---- Recorded information

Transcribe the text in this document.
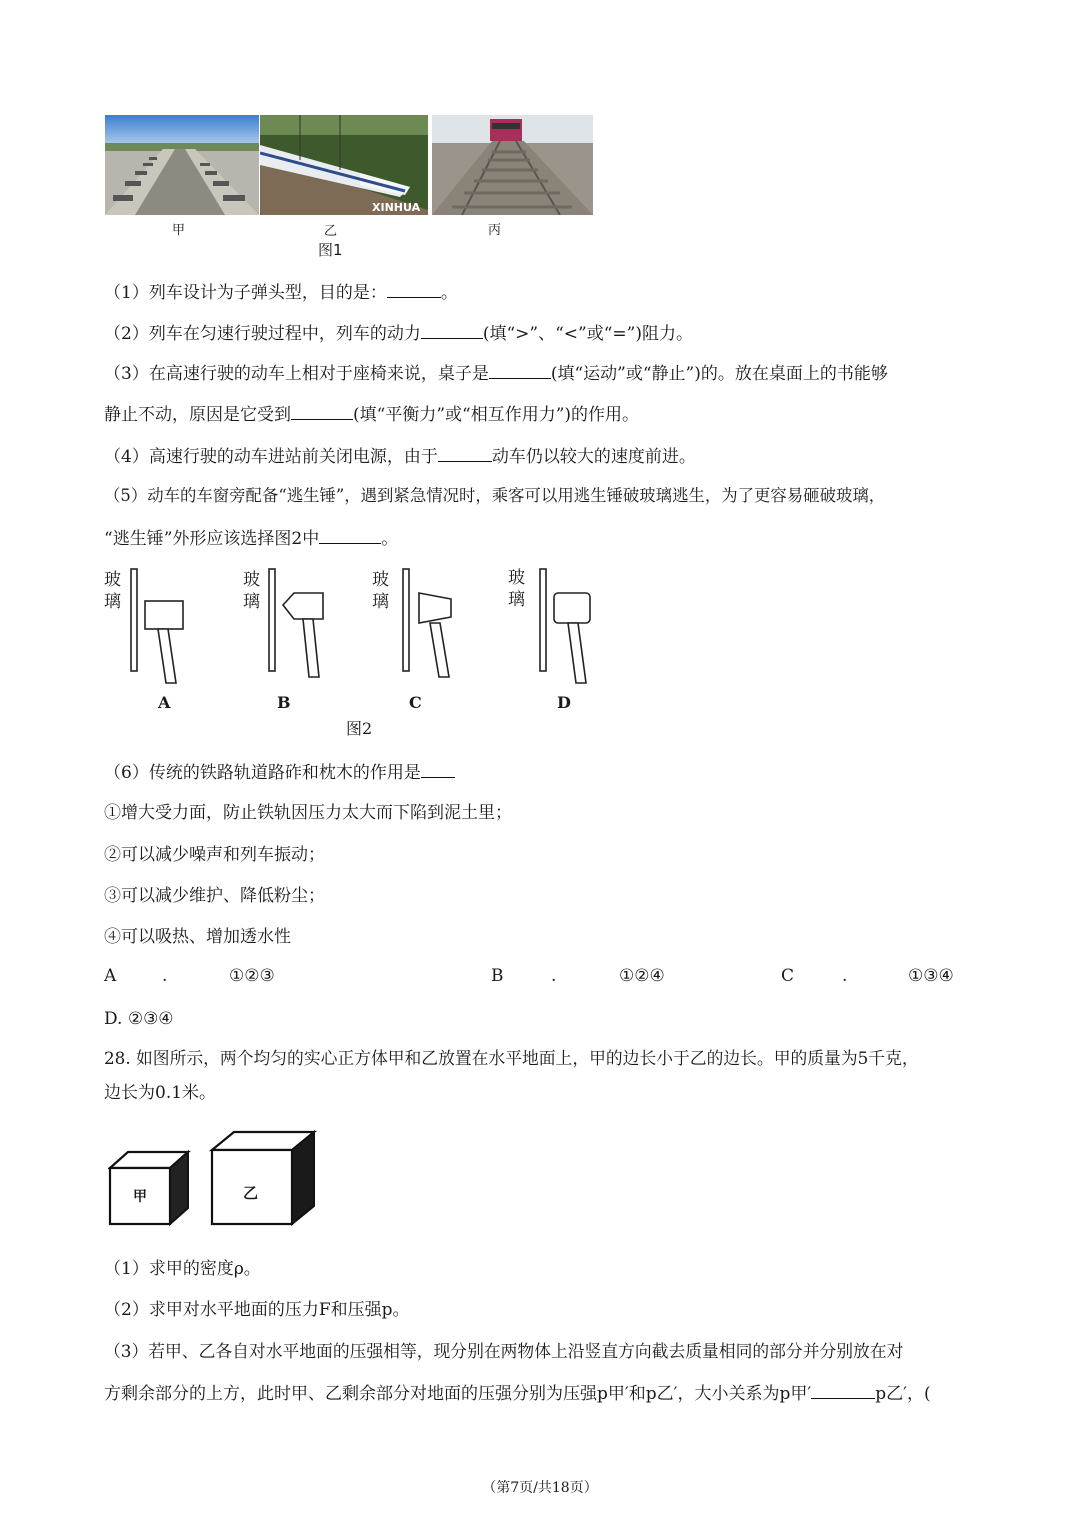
XINHUA
甲	乙	丙
图1
（1）列车设计为子弹头型，目的是：	。
（2）列车在匀速行驶过程中，列车的动力	(填“>”、“<”或“=”)阻力。
（3）在高速行驶的动车上相对于座椅来说，桌子是	(填“运动”或“静止”)的。放在桌面上的书能够
静止不动，原因是它受到	(填“平衡力”或“相互作用力”)的作用。
（4）高速行驶的动车进站前关闭电源，由于	动车仍以较大的速度前进。
（5）动车的车窗旁配备“逃生锤”，遇到紧急情况时，乘客可以用逃生锤破玻璃逃生，为了更容易砸破玻璃，
“逃生锤”外形应该选择图2中	。
玻
璃
玻
璃
玻
璃
玻
璃
A	B	C	D
图2
（6）传统的铁路轨道路砟和枕木的作用是
①增大受力面，防止铁轨因压力太大而下陷到泥土里；
②可以减少噪声和列车振动；
③可以减少维护、降低粉尘；
④可以吸热、增加透水性
A	.	①②③	B	.	①②④	C	.	①③④
D. ②③④
28. 如图所示，两个均匀的实心正方体甲和乙放置在水平地面上，甲的边长小于乙的边长。甲的质量为5千克，
边长为0.1米。
甲	乙
（1）求甲的密度ρ。
（2）求甲对水平地面的压力F和压强p。
（3）若甲、乙各自对水平地面的压强相等，现分别在两物体上沿竖直方向截去质量相同的部分并分别放在对
方剩余部分的上方，此时甲、乙剩余部分对地面的压强分别为压强p甲′和p乙′，大小关系为p甲′	p乙′，(
（第7页/共18页）
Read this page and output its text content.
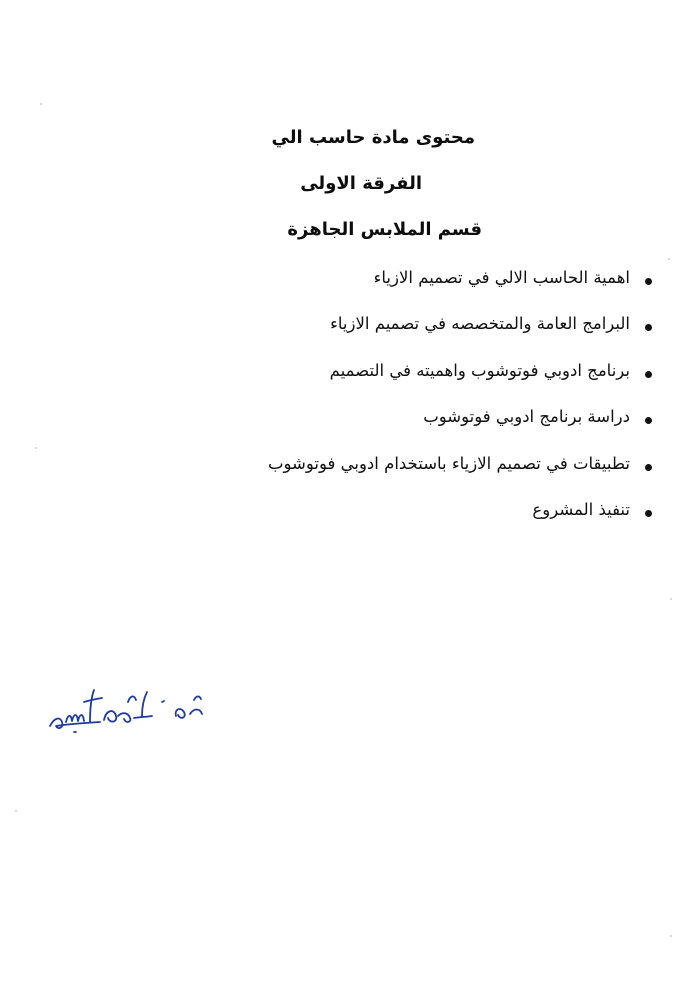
محتوى مادة حاسب الي
الفرقة الاولى
قسم الملابس الجاهزة
اهمية الحاسب الالي في تصميم الازياء
البرامج العامة والمتخصصه في تصميم الازياء
برنامج ادوبي فوتوشوب واهميته في التصميم
دراسة برنامج ادوبي فوتوشوب
تطبيقات في تصميم الازياء باستخدام ادوبي فوتوشوب
تنفيذ المشروع
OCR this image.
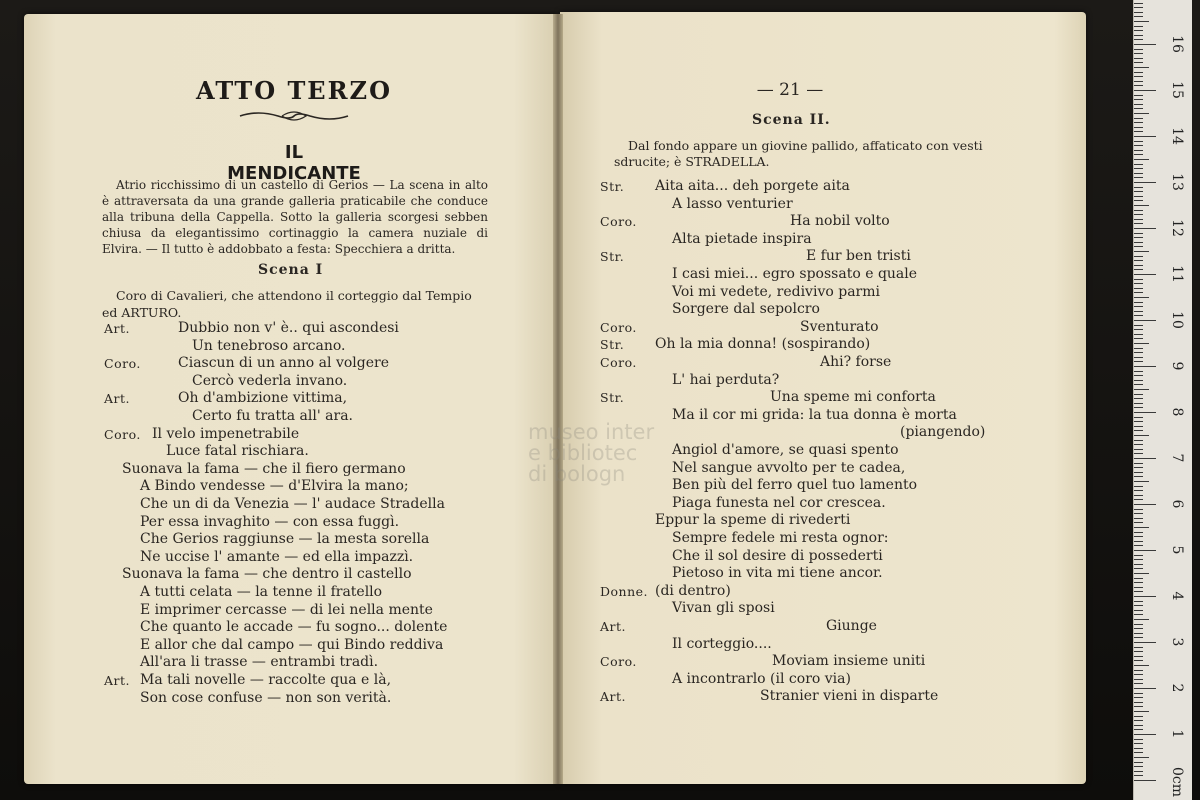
ATTO TERZO
IL MENDICANTE
Atrio ricchissimo di un castello di Gerios — La scena in alto è attraversata da una grande galleria praticabile che conduce alla tribuna della Cappella. Sotto la galleria scorgesi sebben chiusa da elegantissimo cortinaggio la camera nuziale di Elvira. — Il tutto è addobbato a festa: Specchiera a dritta.
Scena I
Coro di Cavalieri, che attendono il corteggio dal Tempio ed ARTURO.
Art.	Dubbio non v' è.. qui ascondesi
Un tenebroso arcano.
Coro.	Ciascun di un anno al volgere
Cercò vederla invano.
Art.	Oh d'ambizione vittima,
Certo fu tratta all' ara.
Coro. Il velo impenetrabile
Luce fatal rischiara.
Suonava la fama — che il fiero germano
A Bindo vendesse — d'Elvira la mano;
Che un di da Venezia — l' audace Stradella
Per essa invaghito — con essa fuggì.
Che Gerios raggiunse — la mesta sorella
Ne uccise l' amante — ed ella impazzì.
Suonava la fama — che dentro il castello
A tutti celata — la tenne il fratello
E imprimer cercasse — di lei nella mente
Che quanto le accade — fu sogno... dolente
E allor che dal campo — qui Bindo reddiva
All'ara li trasse — entrambi tradì.
Art. Ma tali novelle — raccolte qua e là,
Son cose confuse — non son verità.
— 21 —
Scena II.
Dal fondo appare un giovine pallido, affaticato con vesti sdrucite; è STRADELLA.
Str. Aita aita... deh porgete aita
A lasso venturier
Coro.	Ha nobil volto
Alta pietade inspira
Str.	E fur ben tristi
I casi miei... egro spossato e quale
Voi mi vedete, redivivo parmi
Sorgere dal sepolcro
Coro.	Sventurato
Str. Oh la mia donna! (sospirando)
Coro.	Ahi? forse
L' hai perduta?
Str.	Una speme mi conforta
Ma il cor mi grida: la tua donna è morta
(piangendo)
Angiol d'amore, se quasi spento
Nel sangue avvolto per te cadea,
Ben più del ferro quel tuo lamento
Piaga funesta nel cor crescea.
Eppur la speme di rivederti
Sempre fedele mi resta ognor:
Che il sol desire di possederti
Pietoso in vita mi tiene ancor.
Donne. (di dentro)
Vivan gli sposi
Art.	Giunge
Il corteggio....
Coro.	Moviam insieme uniti
A incontrarlo (il coro via)
Art.	Stranier vieni in disparte
museo inter
e bibliotec
di bologn
16
15
14
13
12
11
10
9
8
7
6
5
4
3
2
1
0cm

--------

Exercise requirements: Nothing but the pictures may be dropped; output the records above exactly.

Solution below:
Transcribe the text in this document.
XINHUA
甲	乙	丙
图1
（1）列车设计为子弹头型，目的是：	。
（2）列车在匀速行驶过程中，列车的动力	(填“>”、“<”或“=”)阻力。
（3）在高速行驶的动车上相对于座椅来说，桌子是	(填“运动”或“静止”)的。放在桌面上的书能够
静止不动，原因是它受到	(填“平衡力”或“相互作用力”)的作用。
（4）高速行驶的动车进站前关闭电源，由于	动车仍以较大的速度前进。
（5）动车的车窗旁配备“逃生锤”，遇到紧急情况时，乘客可以用逃生锤破玻璃逃生，为了更容易砸破玻璃，
“逃生锤”外形应该选择图2中	。
玻
璃
玻
璃
玻
璃
玻
璃
A	B	C	D
图2
（6）传统的铁路轨道路砟和枕木的作用是
①增大受力面，防止铁轨因压力太大而下陷到泥土里；
②可以减少噪声和列车振动；
③可以减少维护、降低粉尘；
④可以吸热、增加透水性
A	.	①②③	B	.	①②④	C	.	①③④
D. ②③④
28. 如图所示，两个均匀的实心正方体甲和乙放置在水平地面上，甲的边长小于乙的边长。甲的质量为5千克，
边长为0.1米。
甲	乙
（1）求甲的密度ρ。
（2）求甲对水平地面的压力F和压强p。
（3）若甲、乙各自对水平地面的压强相等，现分别在两物体上沿竖直方向截去质量相同的部分并分别放在对
方剩余部分的上方，此时甲、乙剩余部分对地面的压强分别为压强p甲′和p乙′，大小关系为p甲′	p乙′，(
（第7页/共18页）
Read this page and output its text content.
محتوى مادة حاسب الي
الفرقة الاولى
قسم الملابس الجاهزة
اهمية الحاسب الالي في تصميم الازياء
البرامج العامة والمتخصصه في تصميم الازياء
برنامج ادوبي فوتوشوب واهميته في التصميم
دراسة برنامج ادوبي فوتوشوب
تطبيقات في تصميم الازياء باستخدام ادوبي فوتوشوب
تنفيذ المشروع
OCR this image.
ATTO TERZO
IL MENDICANTE
Atrio ricchissimo di un castello di Gerios — La scena in alto è attraversata da una grande galleria praticabile che conduce alla tribuna della Cappella. Sotto la galleria scorgesi sebben chiusa da elegantissimo cortinaggio la camera nuziale di Elvira. — Il tutto è addobbato a festa: Specchiera a dritta.
Scena I
Coro di Cavalieri, che attendono il corteggio dal Tempio ed ARTURO.
Art.	Dubbio non v' è.. qui ascondesi
Un tenebroso arcano.
Coro.	Ciascun di un anno al volgere
Cercò vederla invano.
Art.	Oh d'ambizione vittima,
Certo fu tratta all' ara.
Coro. Il velo impenetrabile
Luce fatal rischiara.
Suonava la fama — che il fiero germano
A Bindo vendesse — d'Elvira la mano;
Che un di da Venezia — l' audace Stradella
Per essa invaghito — con essa fuggì.
Che Gerios raggiunse — la mesta sorella
Ne uccise l' amante — ed ella impazzì.
Suonava la fama — che dentro il castello
A tutti celata — la tenne il fratello
E imprimer cercasse — di lei nella mente
Che quanto le accade — fu sogno... dolente
E allor che dal campo — qui Bindo reddiva
All'ara li trasse — entrambi tradì.
Art. Ma tali novelle — raccolte qua e là,
Son cose confuse — non son verità.
— 21 —
Scena II.
Dal fondo appare un giovine pallido, affaticato con vesti sdrucite; è STRADELLA.
Str. Aita aita... deh porgete aita
A lasso venturier
Coro.	Ha nobil volto
Alta pietade inspira
Str.	E fur ben tristi
I casi miei... egro spossato e quale
Voi mi vedete, redivivo parmi
Sorgere dal sepolcro
Coro.	Sventurato
Str. Oh la mia donna! (sospirando)
Coro.	Ahi? forse
L' hai perduta?
Str.	Una speme mi conforta
Ma il cor mi grida: la tua donna è morta
(piangendo)
Angiol d'amore, se quasi spento
Nel sangue avvolto per te cadea,
Ben più del ferro quel tuo lamento
Piaga funesta nel cor crescea.
Eppur la speme di rivederti
Sempre fedele mi resta ognor:
Che il sol desire di possederti
Pietoso in vita mi tiene ancor.
Donne. (di dentro)
Vivan gli sposi
Art.	Giunge
Il corteggio....
Coro.	Moviam insieme uniti
A incontrarlo (il coro via)
Art.	Stranier vieni in disparte
museo inter
e bibliotec
di bologn
16
15
14
13
12
11
10
9
8
7
6
5
4
3
2
1
0cm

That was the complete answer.